▸ **WHAT YOU SHOULD DO**
Copy all lines that contain the word "замена".

┌──

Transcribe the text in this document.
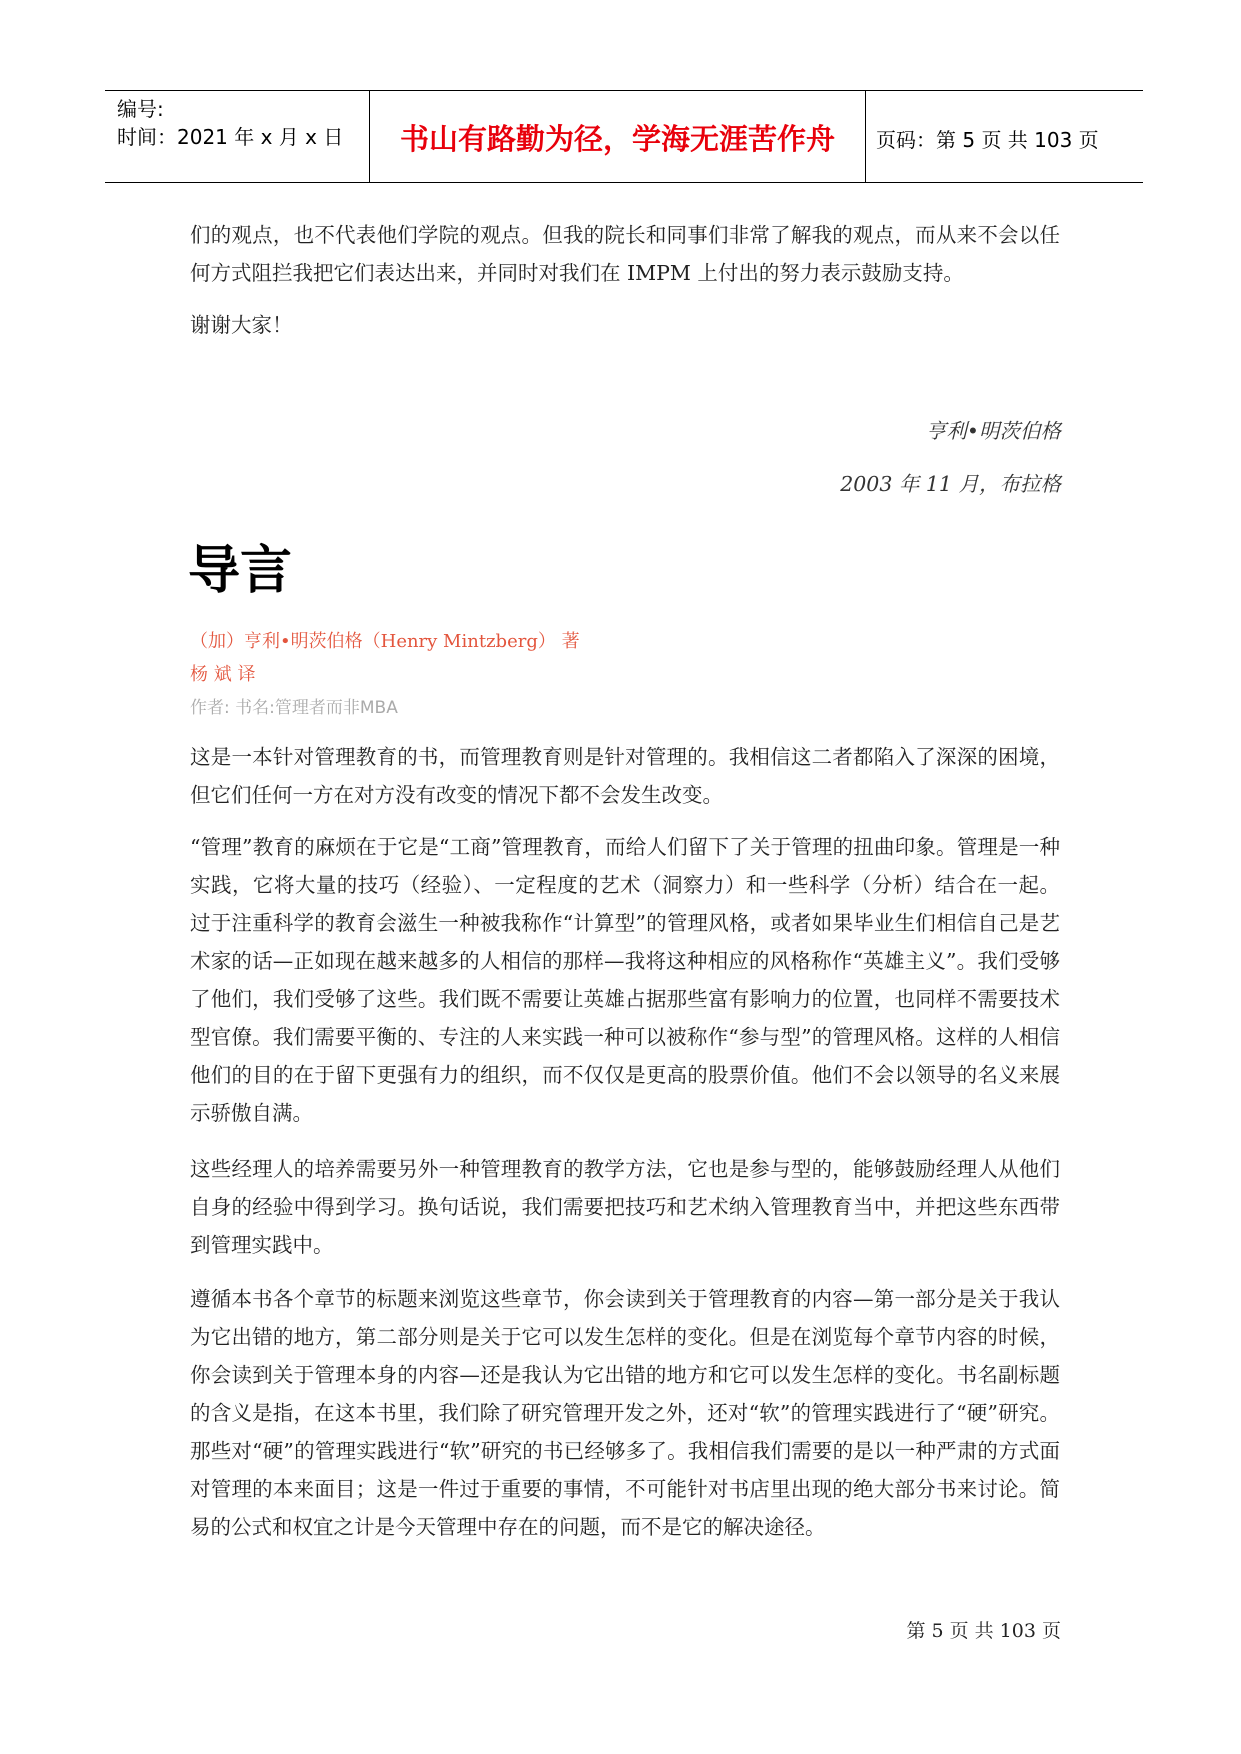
编号:
时间：2021 年 x 月 x 日	书山有路勤为径，学海无涯苦作舟	页码：第 5 页 共 103 页

们的观点，也不代表他们学院的观点。但我的院长和同事们非常了解我的观点，而从来不会以任何方式阻拦我把它们表达出来，并同时对我们在 IMPM 上付出的努力表示鼓励支持。

谢谢大家！

亨利•明茨伯格
2003 年 11 月，布拉格
导言
（加）亨利•明茨伯格（Henry Mintzberg） 著
杨 斌 译
作者: 书名:管理者而非MBA

这是一本针对管理教育的书，而管理教育则是针对管理的。我相信这二者都陷入了深深的困境，但它们任何一方在对方没有改变的情况下都不会发生改变。

“管理”教育的麻烦在于它是“工商”管理教育，而给人们留下了关于管理的扭曲印象。管理是一种实践，它将大量的技巧（经验）、一定程度的艺术（洞察力）和一些科学（分析）结合在一起。过于注重科学的教育会滋生一种被我称作“计算型”的管理风格，或者如果毕业生们相信自己是艺术家的话—正如现在越来越多的人相信的那样—我将这种相应的风格称作“英雄主义”。我们受够了他们，我们受够了这些。我们既不需要让英雄占据那些富有影响力的位置，也同样不需要技术型官僚。我们需要平衡的、专注的人来实践一种可以被称作“参与型”的管理风格。这样的人相信他们的目的在于留下更强有力的组织，而不仅仅是更高的股票价值。他们不会以领导的名义来展示骄傲自满。

这些经理人的培养需要另外一种管理教育的教学方法，它也是参与型的，能够鼓励经理人从他们自身的经验中得到学习。换句话说，我们需要把技巧和艺术纳入管理教育当中，并把这些东西带到管理实践中。

遵循本书各个章节的标题来浏览这些章节，你会读到关于管理教育的内容—第一部分是关于我认为它出错的地方，第二部分则是关于它可以发生怎样的变化。但是在浏览每个章节内容的时候，你会读到关于管理本身的内容—还是我认为它出错的地方和它可以发生怎样的变化。书名副标题的含义是指，在这本书里，我们除了研究管理开发之外，还对“软”的管理实践进行了“硬”研究。那些对“硬”的管理实践进行“软”研究的书已经够多了。我相信我们需要的是以一种严肃的方式面对管理的本来面目；这是一件过于重要的事情，不可能针对书店里出现的绝大部分书来讨论。简易的公式和权宜之计是今天管理中存在的问题，而不是它的解决途径。

第 5 页 共 103 页
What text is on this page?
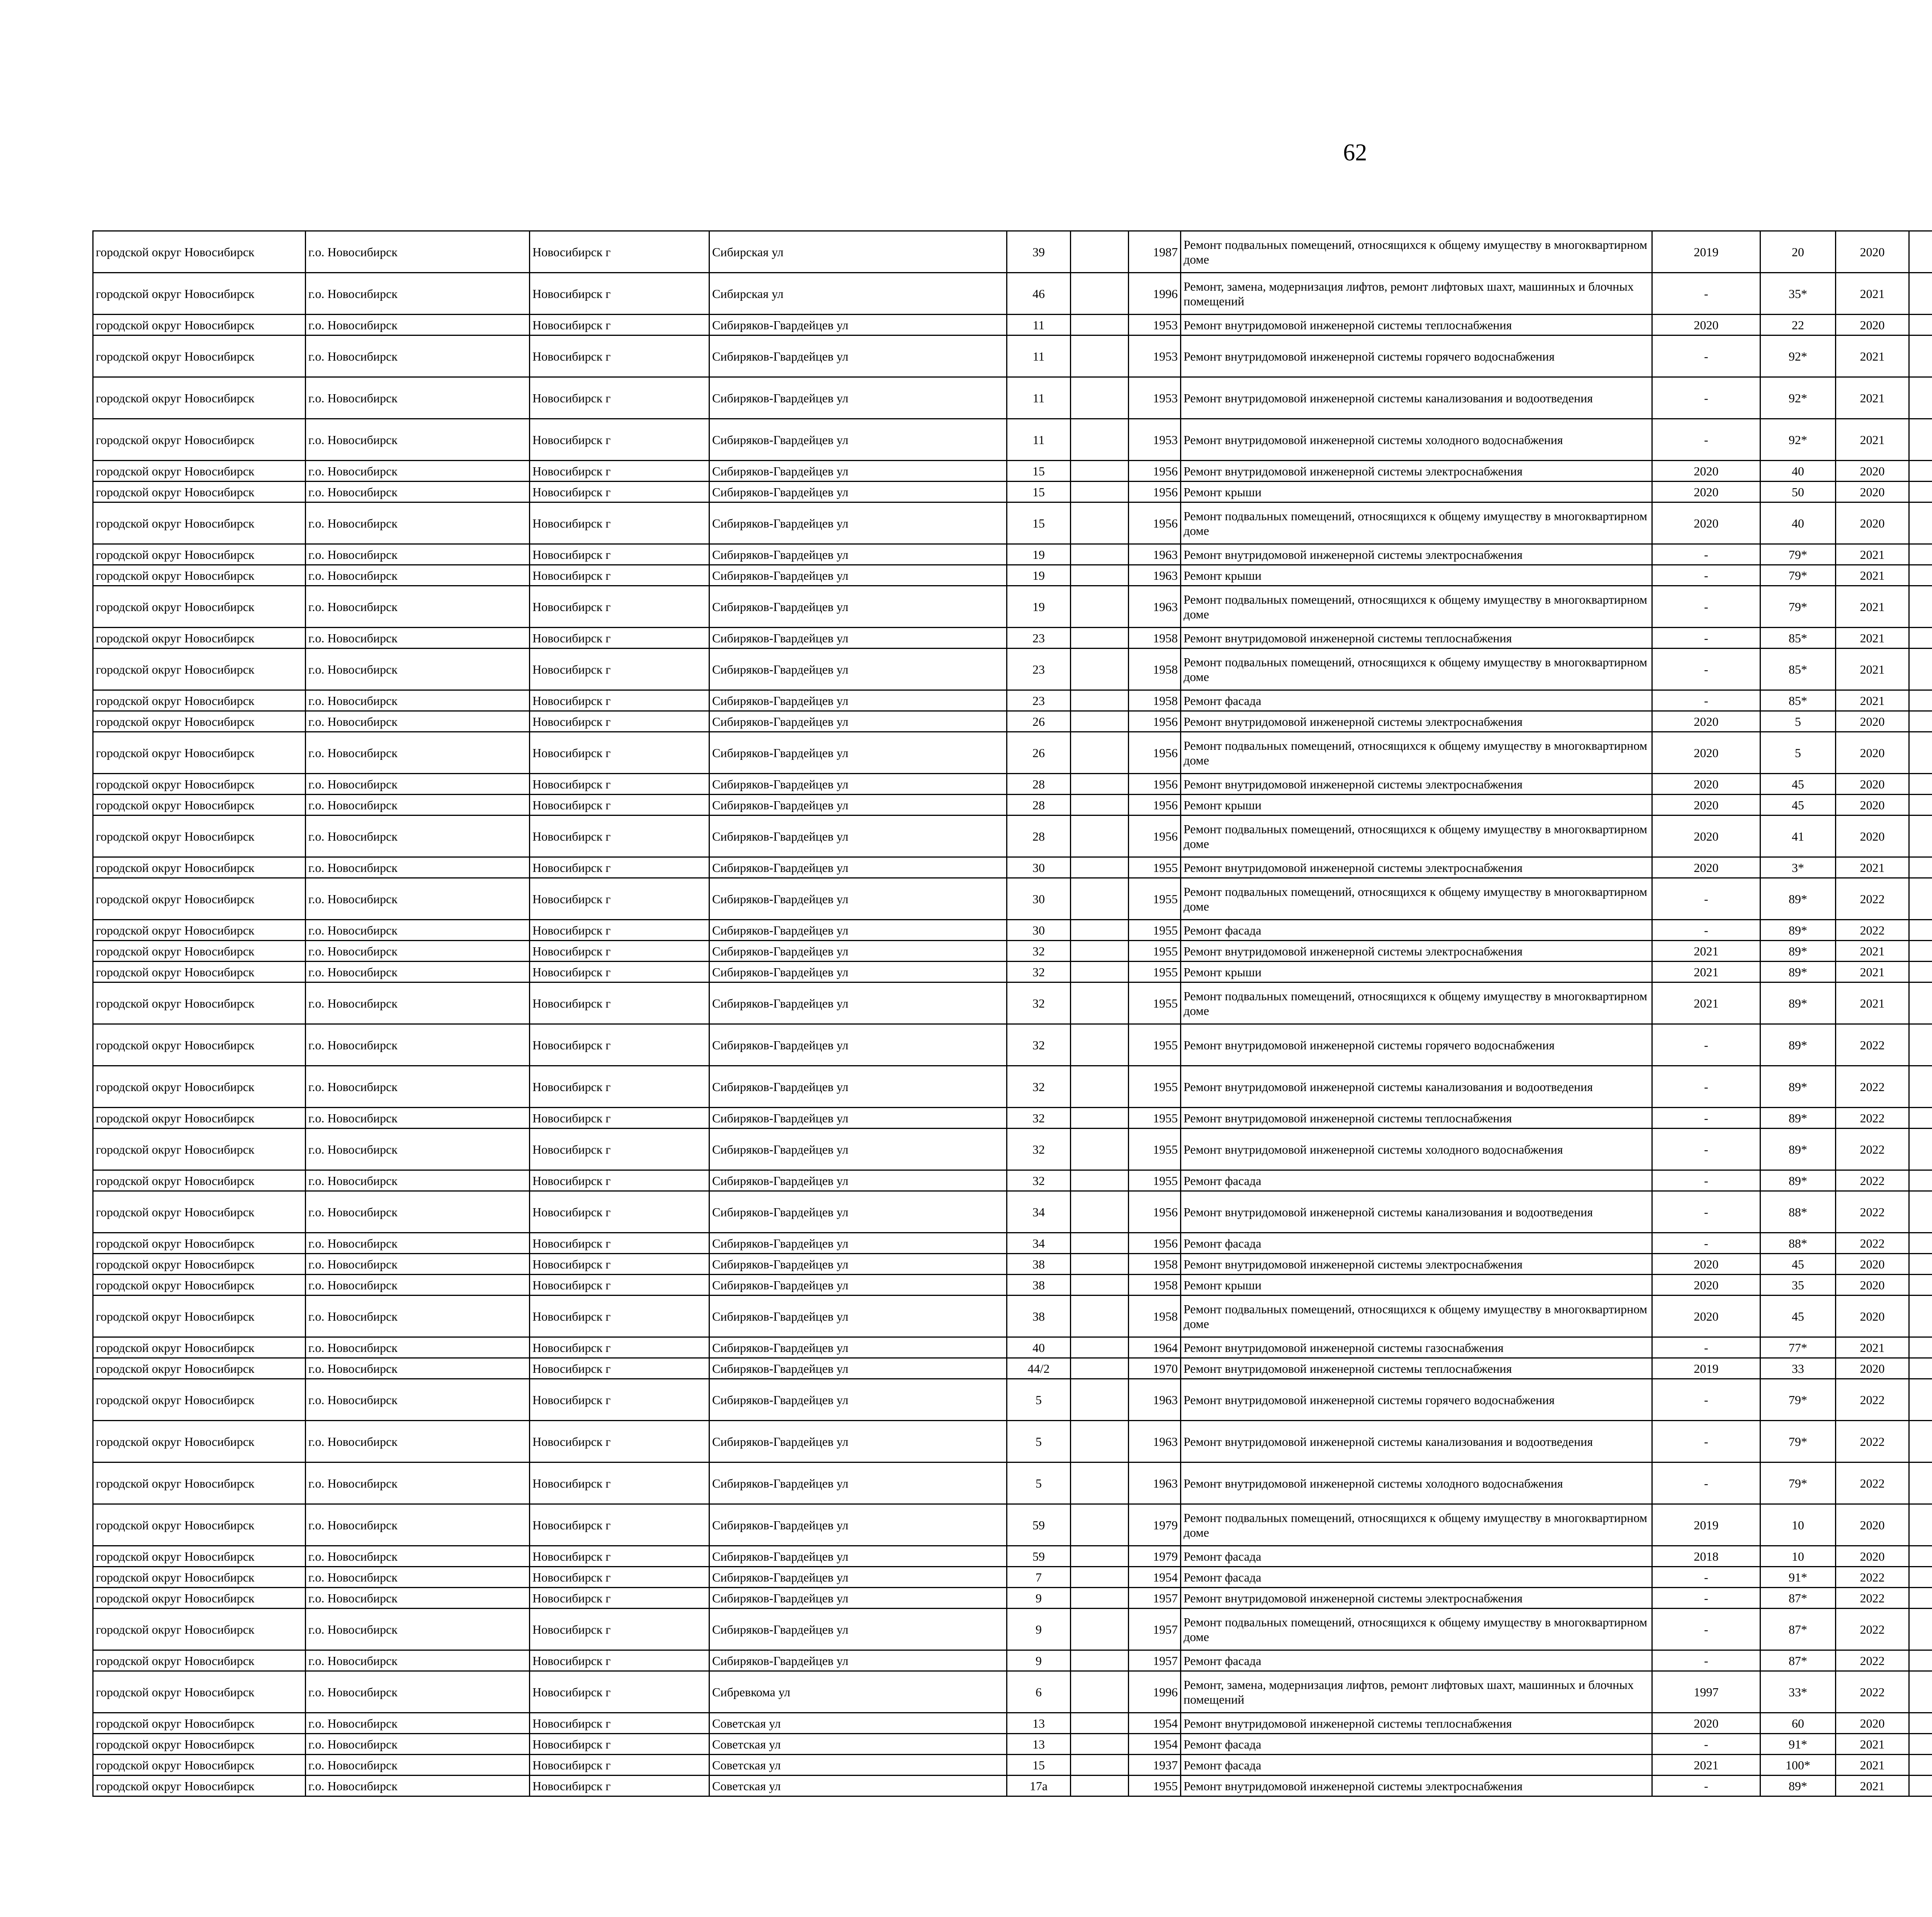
62
городской округ Новосибирск	г.о. Новосибирск	Новосибирск г	Сибирская ул	39		1987	Ремонт подвальных помещений, относящихся к общему имуществу в многоквартирном доме	2019	20	2020						
городской округ Новосибирск	г.о. Новосибирск	Новосибирск г	Сибирская ул	46		1996	Ремонт, замена, модернизация лифтов, ремонт лифтовых шахт, машинных и блочных помещений	-	35*	2021						
городской округ Новосибирск	г.о. Новосибирск	Новосибирск г	Сибиряков-Гвардейцев ул	11		1953	Ремонт внутридомовой инженерной системы теплоснабжения	2020	22	2020						
городской округ Новосибирск	г.о. Новосибирск	Новосибирск г	Сибиряков-Гвардейцев ул	11		1953	Ремонт внутридомовой инженерной системы горячего водоснабжения	-	92*	2021						
городской округ Новосибирск	г.о. Новосибирск	Новосибирск г	Сибиряков-Гвардейцев ул	11		1953	Ремонт внутридомовой инженерной системы канализования и водоотведения	-	92*	2021						
городской округ Новосибирск	г.о. Новосибирск	Новосибирск г	Сибиряков-Гвардейцев ул	11		1953	Ремонт внутридомовой инженерной системы холодного водоснабжения	-	92*	2021						
городской округ Новосибирск	г.о. Новосибирск	Новосибирск г	Сибиряков-Гвардейцев ул	15		1956	Ремонт внутридомовой инженерной системы электроснабжения	2020	40	2020						
городской округ Новосибирск	г.о. Новосибирск	Новосибирск г	Сибиряков-Гвардейцев ул	15		1956	Ремонт крыши	2020	50	2020						
городской округ Новосибирск	г.о. Новосибирск	Новосибирск г	Сибиряков-Гвардейцев ул	15		1956	Ремонт подвальных помещений, относящихся к общему имуществу в многоквартирном доме	2020	40	2020						
городской округ Новосибирск	г.о. Новосибирск	Новосибирск г	Сибиряков-Гвардейцев ул	19		1963	Ремонт внутридомовой инженерной системы электроснабжения	-	79*	2021						
городской округ Новосибирск	г.о. Новосибирск	Новосибирск г	Сибиряков-Гвардейцев ул	19		1963	Ремонт крыши	-	79*	2021						
городской округ Новосибирск	г.о. Новосибирск	Новосибирск г	Сибиряков-Гвардейцев ул	19		1963	Ремонт подвальных помещений, относящихся к общему имуществу в многоквартирном доме	-	79*	2021						
городской округ Новосибирск	г.о. Новосибирск	Новосибирск г	Сибиряков-Гвардейцев ул	23		1958	Ремонт внутридомовой инженерной системы теплоснабжения	-	85*	2021						
городской округ Новосибирск	г.о. Новосибирск	Новосибирск г	Сибиряков-Гвардейцев ул	23		1958	Ремонт подвальных помещений, относящихся к общему имуществу в многоквартирном доме	-	85*	2021						
городской округ Новосибирск	г.о. Новосибирск	Новосибирск г	Сибиряков-Гвардейцев ул	23		1958	Ремонт фасада	-	85*	2021						
городской округ Новосибирск	г.о. Новосибирск	Новосибирск г	Сибиряков-Гвардейцев ул	26		1956	Ремонт внутридомовой инженерной системы электроснабжения	2020	5	2020						
городской округ Новосибирск	г.о. Новосибирск	Новосибирск г	Сибиряков-Гвардейцев ул	26		1956	Ремонт подвальных помещений, относящихся к общему имуществу в многоквартирном доме	2020	5	2020						
городской округ Новосибирск	г.о. Новосибирск	Новосибирск г	Сибиряков-Гвардейцев ул	28		1956	Ремонт внутридомовой инженерной системы электроснабжения	2020	45	2020						
городской округ Новосибирск	г.о. Новосибирск	Новосибирск г	Сибиряков-Гвардейцев ул	28		1956	Ремонт крыши	2020	45	2020						
городской округ Новосибирск	г.о. Новосибирск	Новосибирск г	Сибиряков-Гвардейцев ул	28		1956	Ремонт подвальных помещений, относящихся к общему имуществу в многоквартирном доме	2020	41	2020						
городской округ Новосибирск	г.о. Новосибирск	Новосибирск г	Сибиряков-Гвардейцев ул	30		1955	Ремонт внутридомовой инженерной системы электроснабжения	2020	3*	2021						
городской округ Новосибирск	г.о. Новосибирск	Новосибирск г	Сибиряков-Гвардейцев ул	30		1955	Ремонт подвальных помещений, относящихся к общему имуществу в многоквартирном доме	-	89*	2022						
городской округ Новосибирск	г.о. Новосибирск	Новосибирск г	Сибиряков-Гвардейцев ул	30		1955	Ремонт фасада	-	89*	2022						
городской округ Новосибирск	г.о. Новосибирск	Новосибирск г	Сибиряков-Гвардейцев ул	32		1955	Ремонт внутридомовой инженерной системы электроснабжения	2021	89*	2021						
городской округ Новосибирск	г.о. Новосибирск	Новосибирск г	Сибиряков-Гвардейцев ул	32		1955	Ремонт крыши	2021	89*	2021						
городской округ Новосибирск	г.о. Новосибирск	Новосибирск г	Сибиряков-Гвардейцев ул	32		1955	Ремонт подвальных помещений, относящихся к общему имуществу в многоквартирном доме	2021	89*	2021						
городской округ Новосибирск	г.о. Новосибирск	Новосибирск г	Сибиряков-Гвардейцев ул	32		1955	Ремонт внутридомовой инженерной системы горячего водоснабжения	-	89*	2022						
городской округ Новосибирск	г.о. Новосибирск	Новосибирск г	Сибиряков-Гвардейцев ул	32		1955	Ремонт внутридомовой инженерной системы канализования и водоотведения	-	89*	2022						
городской округ Новосибирск	г.о. Новосибирск	Новосибирск г	Сибиряков-Гвардейцев ул	32		1955	Ремонт внутридомовой инженерной системы теплоснабжения	-	89*	2022						
городской округ Новосибирск	г.о. Новосибирск	Новосибирск г	Сибиряков-Гвардейцев ул	32		1955	Ремонт внутридомовой инженерной системы холодного водоснабжения	-	89*	2022						
городской округ Новосибирск	г.о. Новосибирск	Новосибирск г	Сибиряков-Гвардейцев ул	32		1955	Ремонт фасада	-	89*	2022						
городской округ Новосибирск	г.о. Новосибирск	Новосибирск г	Сибиряков-Гвардейцев ул	34		1956	Ремонт внутридомовой инженерной системы канализования и водоотведения	-	88*	2022						
городской округ Новосибирск	г.о. Новосибирск	Новосибирск г	Сибиряков-Гвардейцев ул	34		1956	Ремонт фасада	-	88*	2022						
городской округ Новосибирск	г.о. Новосибирск	Новосибирск г	Сибиряков-Гвардейцев ул	38		1958	Ремонт внутридомовой инженерной системы электроснабжения	2020	45	2020						
городской округ Новосибирск	г.о. Новосибирск	Новосибирск г	Сибиряков-Гвардейцев ул	38		1958	Ремонт крыши	2020	35	2020						
городской округ Новосибирск	г.о. Новосибирск	Новосибирск г	Сибиряков-Гвардейцев ул	38		1958	Ремонт подвальных помещений, относящихся к общему имуществу в многоквартирном доме	2020	45	2020						
городской округ Новосибирск	г.о. Новосибирск	Новосибирск г	Сибиряков-Гвардейцев ул	40		1964	Ремонт внутридомовой инженерной системы газоснабжения	-	77*	2021						
городской округ Новосибирск	г.о. Новосибирск	Новосибирск г	Сибиряков-Гвардейцев ул	44/2		1970	Ремонт внутридомовой инженерной системы теплоснабжения	2019	33	2020						
городской округ Новосибирск	г.о. Новосибирск	Новосибирск г	Сибиряков-Гвардейцев ул	5		1963	Ремонт внутридомовой инженерной системы горячего водоснабжения	-	79*	2022						
городской округ Новосибирск	г.о. Новосибирск	Новосибирск г	Сибиряков-Гвардейцев ул	5		1963	Ремонт внутридомовой инженерной системы канализования и водоотведения	-	79*	2022						
городской округ Новосибирск	г.о. Новосибирск	Новосибирск г	Сибиряков-Гвардейцев ул	5		1963	Ремонт внутридомовой инженерной системы холодного водоснабжения	-	79*	2022						
городской округ Новосибирск	г.о. Новосибирск	Новосибирск г	Сибиряков-Гвардейцев ул	59		1979	Ремонт подвальных помещений, относящихся к общему имуществу в многоквартирном доме	2019	10	2020						
городской округ Новосибирск	г.о. Новосибирск	Новосибирск г	Сибиряков-Гвардейцев ул	59		1979	Ремонт фасада	2018	10	2020						
городской округ Новосибирск	г.о. Новосибирск	Новосибирск г	Сибиряков-Гвардейцев ул	7		1954	Ремонт фасада	-	91*	2022						
городской округ Новосибирск	г.о. Новосибирск	Новосибирск г	Сибиряков-Гвардейцев ул	9		1957	Ремонт внутридомовой инженерной системы электроснабжения	-	87*	2022						
городской округ Новосибирск	г.о. Новосибирск	Новосибирск г	Сибиряков-Гвардейцев ул	9		1957	Ремонт подвальных помещений, относящихся к общему имуществу в многоквартирном доме	-	87*	2022						
городской округ Новосибирск	г.о. Новосибирск	Новосибирск г	Сибиряков-Гвардейцев ул	9		1957	Ремонт фасада	-	87*	2022						
городской округ Новосибирск	г.о. Новосибирск	Новосибирск г	Сибревкома ул	6		1996	Ремонт, замена, модернизация лифтов, ремонт лифтовых шахт, машинных и блочных помещений	1997	33*	2022						
городской округ Новосибирск	г.о. Новосибирск	Новосибирск г	Советская ул	13		1954	Ремонт внутридомовой инженерной системы теплоснабжения	2020	60	2020						
городской округ Новосибирск	г.о. Новосибирск	Новосибирск г	Советская ул	13		1954	Ремонт фасада	-	91*	2021						
городской округ Новосибирск	г.о. Новосибирск	Новосибирск г	Советская ул	15		1937	Ремонт фасада	2021	100*	2021						
городской округ Новосибирск	г.о. Новосибирск	Новосибирск г	Советская ул	17а		1955	Ремонт внутридомовой инженерной системы электроснабжения	-	89*	2021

└──

▸ **THE RESULT**
городской округ Новосибирск	г.о. Новосибирск	Новосибирск г	Сибирская ул	46		1996	Ремонт, замена, модернизация лифтов, ремонт лифтовых шахт, машинных и блочных помещений	-	35*	2021						
городской округ Новосибирск	г.о. Новосибирск	Новосибирск г	Сибревкома ул	6		1996	Ремонт, замена, модернизация лифтов, ремонт лифтовых шахт, машинных и блочных помещений	1997	33*	2022						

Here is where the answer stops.